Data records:
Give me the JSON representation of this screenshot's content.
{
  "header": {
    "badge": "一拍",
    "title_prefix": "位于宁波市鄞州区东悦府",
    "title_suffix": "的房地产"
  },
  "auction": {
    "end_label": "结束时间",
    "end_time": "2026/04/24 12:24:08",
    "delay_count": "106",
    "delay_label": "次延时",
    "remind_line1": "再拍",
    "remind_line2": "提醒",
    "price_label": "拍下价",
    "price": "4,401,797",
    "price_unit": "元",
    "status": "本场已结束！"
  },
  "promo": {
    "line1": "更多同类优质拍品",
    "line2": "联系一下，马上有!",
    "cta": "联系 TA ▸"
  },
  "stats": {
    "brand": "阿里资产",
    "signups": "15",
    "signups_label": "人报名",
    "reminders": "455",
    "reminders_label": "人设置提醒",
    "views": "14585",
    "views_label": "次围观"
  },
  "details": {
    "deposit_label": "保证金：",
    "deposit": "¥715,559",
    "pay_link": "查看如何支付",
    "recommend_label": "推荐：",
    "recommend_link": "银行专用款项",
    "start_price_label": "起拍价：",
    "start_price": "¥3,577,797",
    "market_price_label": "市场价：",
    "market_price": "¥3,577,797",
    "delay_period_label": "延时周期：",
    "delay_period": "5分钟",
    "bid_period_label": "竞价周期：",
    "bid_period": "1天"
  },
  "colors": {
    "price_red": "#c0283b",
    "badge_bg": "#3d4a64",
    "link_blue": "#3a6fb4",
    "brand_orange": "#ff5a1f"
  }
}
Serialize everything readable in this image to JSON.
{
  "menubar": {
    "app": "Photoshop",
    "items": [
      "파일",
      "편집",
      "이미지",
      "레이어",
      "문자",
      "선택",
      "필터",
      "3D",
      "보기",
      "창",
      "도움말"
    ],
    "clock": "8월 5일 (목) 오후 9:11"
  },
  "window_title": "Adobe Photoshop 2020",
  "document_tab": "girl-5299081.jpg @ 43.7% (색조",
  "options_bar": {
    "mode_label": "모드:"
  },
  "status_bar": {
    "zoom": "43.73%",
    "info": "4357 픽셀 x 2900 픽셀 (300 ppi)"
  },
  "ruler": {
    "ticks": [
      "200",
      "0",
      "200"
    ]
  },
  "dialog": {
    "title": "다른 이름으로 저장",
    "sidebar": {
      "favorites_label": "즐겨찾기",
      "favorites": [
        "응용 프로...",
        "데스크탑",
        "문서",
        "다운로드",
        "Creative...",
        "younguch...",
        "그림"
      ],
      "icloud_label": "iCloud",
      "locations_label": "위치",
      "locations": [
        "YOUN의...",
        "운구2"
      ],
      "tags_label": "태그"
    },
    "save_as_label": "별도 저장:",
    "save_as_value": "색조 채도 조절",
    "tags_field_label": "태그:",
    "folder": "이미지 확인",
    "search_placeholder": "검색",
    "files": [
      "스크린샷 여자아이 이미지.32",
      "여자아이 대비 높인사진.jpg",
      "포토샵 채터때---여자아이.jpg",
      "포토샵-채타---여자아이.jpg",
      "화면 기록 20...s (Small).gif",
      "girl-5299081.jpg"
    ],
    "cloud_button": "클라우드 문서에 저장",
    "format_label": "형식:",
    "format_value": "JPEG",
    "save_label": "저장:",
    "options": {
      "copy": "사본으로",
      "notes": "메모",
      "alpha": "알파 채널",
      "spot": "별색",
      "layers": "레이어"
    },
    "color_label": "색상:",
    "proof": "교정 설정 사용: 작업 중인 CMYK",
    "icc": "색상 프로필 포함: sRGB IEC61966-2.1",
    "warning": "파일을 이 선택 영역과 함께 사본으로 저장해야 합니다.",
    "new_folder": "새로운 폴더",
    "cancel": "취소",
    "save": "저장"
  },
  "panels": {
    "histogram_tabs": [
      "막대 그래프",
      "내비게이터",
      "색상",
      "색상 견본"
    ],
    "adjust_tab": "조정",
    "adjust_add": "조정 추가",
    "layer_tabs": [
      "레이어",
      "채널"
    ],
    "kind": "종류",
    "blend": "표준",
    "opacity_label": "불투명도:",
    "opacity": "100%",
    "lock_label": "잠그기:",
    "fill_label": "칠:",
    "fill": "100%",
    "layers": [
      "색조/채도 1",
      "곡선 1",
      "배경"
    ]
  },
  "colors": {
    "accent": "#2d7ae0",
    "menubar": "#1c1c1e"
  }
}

* Stated goal: Your task is to repeat each line of the material exactly.

* Worked solution:
Give me the JSON representation of this screenshot's content.
{
  "header": {
    "badge": "一拍",
    "title_prefix": "位于宁波市鄞州区东悦府",
    "title_suffix": "的房地产"
  },
  "auction": {
    "end_label": "结束时间",
    "end_time": "2026/04/24 12:24:08",
    "delay_count": "106",
    "delay_label": "次延时",
    "remind_line1": "再拍",
    "remind_line2": "提醒",
    "price_label": "拍下价",
    "price": "4,401,797",
    "price_unit": "元",
    "status": "本场已结束！"
  },
  "promo": {
    "line1": "更多同类优质拍品",
    "line2": "联系一下，马上有!",
    "cta": "联系 TA ▸"
  },
  "stats": {
    "brand": "阿里资产",
    "signups": "15",
    "signups_label": "人报名",
    "reminders": "455",
    "reminders_label": "人设置提醒",
    "views": "14585",
    "views_label": "次围观"
  },
  "details": {
    "deposit_label": "保证金：",
    "deposit": "¥715,559",
    "pay_link": "查看如何支付",
    "recommend_label": "推荐：",
    "recommend_link": "银行专用款项",
    "start_price_label": "起拍价：",
    "start_price": "¥3,577,797",
    "market_price_label": "市场价：",
    "market_price": "¥3,577,797",
    "delay_period_label": "延时周期：",
    "delay_period": "5分钟",
    "bid_period_label": "竞价周期：",
    "bid_period": "1天"
  },
  "colors": {
    "price_red": "#c0283b",
    "badge_bg": "#3d4a64",
    "link_blue": "#3a6fb4",
    "brand_orange": "#ff5a1f"
  }
}
Serialize everything readable in this image to JSON.
{
  "menubar": {
    "app": "Photoshop",
    "items": [
      "파일",
      "편집",
      "이미지",
      "레이어",
      "문자",
      "선택",
      "필터",
      "3D",
      "보기",
      "창",
      "도움말"
    ],
    "clock": "8월 5일 (목) 오후 9:11"
  },
  "window_title": "Adobe Photoshop 2020",
  "document_tab": "girl-5299081.jpg @ 43.7% (색조",
  "options_bar": {
    "mode_label": "모드:"
  },
  "status_bar": {
    "zoom": "43.73%",
    "info": "4357 픽셀 x 2900 픽셀 (300 ppi)"
  },
  "ruler": {
    "ticks": [
      "200",
      "0",
      "200"
    ]
  },
  "dialog": {
    "title": "다른 이름으로 저장",
    "sidebar": {
      "favorites_label": "즐겨찾기",
      "favorites": [
        "응용 프로...",
        "데스크탑",
        "문서",
        "다운로드",
        "Creative...",
        "younguch...",
        "그림"
      ],
      "icloud_label": "iCloud",
      "locations_label": "위치",
      "locations": [
        "YOUN의...",
        "운구2"
      ],
      "tags_label": "태그"
    },
    "save_as_label": "별도 저장:",
    "save_as_value": "색조 채도 조절",
    "tags_field_label": "태그:",
    "folder": "이미지 확인",
    "search_placeholder": "검색",
    "files": [
      "스크린샷 여자아이 이미지.32",
      "여자아이 대비 높인사진.jpg",
      "포토샵 채터때---여자아이.jpg",
      "포토샵-채타---여자아이.jpg",
      "화면 기록 20...s (Small).gif",
      "girl-5299081.jpg"
    ],
    "cloud_button": "클라우드 문서에 저장",
    "format_label": "형식:",
    "format_value": "JPEG",
    "save_label": "저장:",
    "options": {
      "copy": "사본으로",
      "notes": "메모",
      "alpha": "알파 채널",
      "spot": "별색",
      "layers": "레이어"
    },
    "color_label": "색상:",
    "proof": "교정 설정 사용: 작업 중인 CMYK",
    "icc": "색상 프로필 포함: sRGB IEC61966-2.1",
    "warning": "파일을 이 선택 영역과 함께 사본으로 저장해야 합니다.",
    "new_folder": "새로운 폴더",
    "cancel": "취소",
    "save": "저장"
  },
  "panels": {
    "histogram_tabs": [
      "막대 그래프",
      "내비게이터",
      "색상",
      "색상 견본"
    ],
    "adjust_tab": "조정",
    "adjust_add": "조정 추가",
    "layer_tabs": [
      "레이어",
      "채널"
    ],
    "kind": "종류",
    "blend": "표준",
    "opacity_label": "불투명도:",
    "opacity": "100%",
    "lock_label": "잠그기:",
    "fill_label": "칠:",
    "fill": "100%",
    "layers": [
      "색조/채도 1",
      "곡선 1",
      "배경"
    ]
  },
  "colors": {
    "accent": "#2d7ae0",
    "menubar": "#1c1c1e"
  }
}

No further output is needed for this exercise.